MATERIALS PROVIDED →
################

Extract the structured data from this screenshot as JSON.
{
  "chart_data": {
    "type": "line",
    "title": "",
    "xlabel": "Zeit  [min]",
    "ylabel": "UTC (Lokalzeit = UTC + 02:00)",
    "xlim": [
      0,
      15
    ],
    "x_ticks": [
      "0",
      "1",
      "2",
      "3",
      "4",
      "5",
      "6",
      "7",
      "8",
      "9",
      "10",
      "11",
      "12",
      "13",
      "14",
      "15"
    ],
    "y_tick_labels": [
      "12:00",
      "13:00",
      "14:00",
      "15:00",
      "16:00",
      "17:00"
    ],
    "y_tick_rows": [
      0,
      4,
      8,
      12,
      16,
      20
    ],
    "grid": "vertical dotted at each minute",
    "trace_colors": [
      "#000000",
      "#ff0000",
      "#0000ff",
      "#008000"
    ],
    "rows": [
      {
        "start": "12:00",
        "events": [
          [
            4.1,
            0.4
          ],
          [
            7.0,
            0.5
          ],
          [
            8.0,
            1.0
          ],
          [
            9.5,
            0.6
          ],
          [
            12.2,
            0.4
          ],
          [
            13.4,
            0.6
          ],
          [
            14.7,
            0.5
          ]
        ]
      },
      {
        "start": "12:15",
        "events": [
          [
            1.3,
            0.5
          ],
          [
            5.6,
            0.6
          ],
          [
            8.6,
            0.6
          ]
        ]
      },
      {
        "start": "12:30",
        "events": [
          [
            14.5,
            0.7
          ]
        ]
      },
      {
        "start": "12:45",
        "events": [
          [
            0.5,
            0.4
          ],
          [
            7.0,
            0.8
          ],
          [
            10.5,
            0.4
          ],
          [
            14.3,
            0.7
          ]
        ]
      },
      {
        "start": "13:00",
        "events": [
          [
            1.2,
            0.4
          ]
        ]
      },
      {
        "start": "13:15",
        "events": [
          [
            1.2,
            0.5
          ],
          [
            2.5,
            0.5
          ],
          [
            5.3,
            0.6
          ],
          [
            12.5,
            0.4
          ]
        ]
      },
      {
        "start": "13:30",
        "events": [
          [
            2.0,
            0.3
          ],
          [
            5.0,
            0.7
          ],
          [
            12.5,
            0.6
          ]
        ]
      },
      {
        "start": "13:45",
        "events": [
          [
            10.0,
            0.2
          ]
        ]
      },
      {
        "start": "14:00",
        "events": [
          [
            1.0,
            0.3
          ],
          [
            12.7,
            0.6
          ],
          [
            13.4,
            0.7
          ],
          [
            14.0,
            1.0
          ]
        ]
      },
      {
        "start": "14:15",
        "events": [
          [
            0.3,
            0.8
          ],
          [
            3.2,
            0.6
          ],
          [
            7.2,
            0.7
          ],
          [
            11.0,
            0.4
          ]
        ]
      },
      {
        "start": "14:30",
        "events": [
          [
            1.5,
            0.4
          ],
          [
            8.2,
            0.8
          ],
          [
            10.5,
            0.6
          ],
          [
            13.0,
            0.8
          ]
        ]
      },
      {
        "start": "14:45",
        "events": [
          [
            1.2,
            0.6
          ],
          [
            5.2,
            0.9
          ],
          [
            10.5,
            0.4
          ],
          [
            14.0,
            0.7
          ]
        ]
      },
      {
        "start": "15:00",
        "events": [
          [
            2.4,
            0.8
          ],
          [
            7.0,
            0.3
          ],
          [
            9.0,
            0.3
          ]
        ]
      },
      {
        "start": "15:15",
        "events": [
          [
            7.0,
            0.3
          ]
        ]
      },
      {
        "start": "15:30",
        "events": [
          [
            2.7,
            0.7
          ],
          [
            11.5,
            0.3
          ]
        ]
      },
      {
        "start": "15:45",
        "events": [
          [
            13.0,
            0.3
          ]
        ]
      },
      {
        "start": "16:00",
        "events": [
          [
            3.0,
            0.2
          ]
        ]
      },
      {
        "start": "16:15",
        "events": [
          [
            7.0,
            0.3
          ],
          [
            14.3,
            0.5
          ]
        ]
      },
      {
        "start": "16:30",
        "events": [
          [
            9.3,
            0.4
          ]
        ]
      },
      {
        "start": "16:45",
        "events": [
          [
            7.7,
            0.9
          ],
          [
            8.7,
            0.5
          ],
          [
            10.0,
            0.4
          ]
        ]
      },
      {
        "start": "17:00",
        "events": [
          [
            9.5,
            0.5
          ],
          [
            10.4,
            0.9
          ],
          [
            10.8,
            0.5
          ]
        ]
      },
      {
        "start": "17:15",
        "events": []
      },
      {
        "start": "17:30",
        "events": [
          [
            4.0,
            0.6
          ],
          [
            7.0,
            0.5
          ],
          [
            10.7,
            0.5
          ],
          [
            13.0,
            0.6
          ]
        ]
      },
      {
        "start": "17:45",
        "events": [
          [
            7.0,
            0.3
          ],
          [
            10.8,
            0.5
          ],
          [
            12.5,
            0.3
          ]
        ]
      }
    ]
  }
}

################

GIVEN REQUEST → Copy all of the data exactly.

PROBLEM SOLUTION →
Extract the structured data from this screenshot as JSON.
{
  "chart_data": {
    "type": "line",
    "title": "",
    "xlabel": "Zeit  [min]",
    "ylabel": "UTC (Lokalzeit = UTC + 02:00)",
    "xlim": [
      0,
      15
    ],
    "x_ticks": [
      "0",
      "1",
      "2",
      "3",
      "4",
      "5",
      "6",
      "7",
      "8",
      "9",
      "10",
      "11",
      "12",
      "13",
      "14",
      "15"
    ],
    "y_tick_labels": [
      "12:00",
      "13:00",
      "14:00",
      "15:00",
      "16:00",
      "17:00"
    ],
    "y_tick_rows": [
      0,
      4,
      8,
      12,
      16,
      20
    ],
    "grid": "vertical dotted at each minute",
    "trace_colors": [
      "#000000",
      "#ff0000",
      "#0000ff",
      "#008000"
    ],
    "rows": [
      {
        "start": "12:00",
        "events": [
          [
            4.1,
            0.4
          ],
          [
            7.0,
            0.5
          ],
          [
            8.0,
            1.0
          ],
          [
            9.5,
            0.6
          ],
          [
            12.2,
            0.4
          ],
          [
            13.4,
            0.6
          ],
          [
            14.7,
            0.5
          ]
        ]
      },
      {
        "start": "12:15",
        "events": [
          [
            1.3,
            0.5
          ],
          [
            5.6,
            0.6
          ],
          [
            8.6,
            0.6
          ]
        ]
      },
      {
        "start": "12:30",
        "events": [
          [
            14.5,
            0.7
          ]
        ]
      },
      {
        "start": "12:45",
        "events": [
          [
            0.5,
            0.4
          ],
          [
            7.0,
            0.8
          ],
          [
            10.5,
            0.4
          ],
          [
            14.3,
            0.7
          ]
        ]
      },
      {
        "start": "13:00",
        "events": [
          [
            1.2,
            0.4
          ]
        ]
      },
      {
        "start": "13:15",
        "events": [
          [
            1.2,
            0.5
          ],
          [
            2.5,
            0.5
          ],
          [
            5.3,
            0.6
          ],
          [
            12.5,
            0.4
          ]
        ]
      },
      {
        "start": "13:30",
        "events": [
          [
            2.0,
            0.3
          ],
          [
            5.0,
            0.7
          ],
          [
            12.5,
            0.6
          ]
        ]
      },
      {
        "start": "13:45",
        "events": [
          [
            10.0,
            0.2
          ]
        ]
      },
      {
        "start": "14:00",
        "events": [
          [
            1.0,
            0.3
          ],
          [
            12.7,
            0.6
          ],
          [
            13.4,
            0.7
          ],
          [
            14.0,
            1.0
          ]
        ]
      },
      {
        "start": "14:15",
        "events": [
          [
            0.3,
            0.8
          ],
          [
            3.2,
            0.6
          ],
          [
            7.2,
            0.7
          ],
          [
            11.0,
            0.4
          ]
        ]
      },
      {
        "start": "14:30",
        "events": [
          [
            1.5,
            0.4
          ],
          [
            8.2,
            0.8
          ],
          [
            10.5,
            0.6
          ],
          [
            13.0,
            0.8
          ]
        ]
      },
      {
        "start": "14:45",
        "events": [
          [
            1.2,
            0.6
          ],
          [
            5.2,
            0.9
          ],
          [
            10.5,
            0.4
          ],
          [
            14.0,
            0.7
          ]
        ]
      },
      {
        "start": "15:00",
        "events": [
          [
            2.4,
            0.8
          ],
          [
            7.0,
            0.3
          ],
          [
            9.0,
            0.3
          ]
        ]
      },
      {
        "start": "15:15",
        "events": [
          [
            7.0,
            0.3
          ]
        ]
      },
      {
        "start": "15:30",
        "events": [
          [
            2.7,
            0.7
          ],
          [
            11.5,
            0.3
          ]
        ]
      },
      {
        "start": "15:45",
        "events": [
          [
            13.0,
            0.3
          ]
        ]
      },
      {
        "start": "16:00",
        "events": [
          [
            3.0,
            0.2
          ]
        ]
      },
      {
        "start": "16:15",
        "events": [
          [
            7.0,
            0.3
          ],
          [
            14.3,
            0.5
          ]
        ]
      },
      {
        "start": "16:30",
        "events": [
          [
            9.3,
            0.4
          ]
        ]
      },
      {
        "start": "16:45",
        "events": [
          [
            7.7,
            0.9
          ],
          [
            8.7,
            0.5
          ],
          [
            10.0,
            0.4
          ]
        ]
      },
      {
        "start": "17:00",
        "events": [
          [
            9.5,
            0.5
          ],
          [
            10.4,
            0.9
          ],
          [
            10.8,
            0.5
          ]
        ]
      },
      {
        "start": "17:15",
        "events": []
      },
      {
        "start": "17:30",
        "events": [
          [
            4.0,
            0.6
          ],
          [
            7.0,
            0.5
          ],
          [
            10.7,
            0.5
          ],
          [
            13.0,
            0.6
          ]
        ]
      },
      {
        "start": "17:45",
        "events": [
          [
            7.0,
            0.3
          ],
          [
            10.8,
            0.5
          ],
          [
            12.5,
            0.3
          ]
        ]
      }
    ]
  }
}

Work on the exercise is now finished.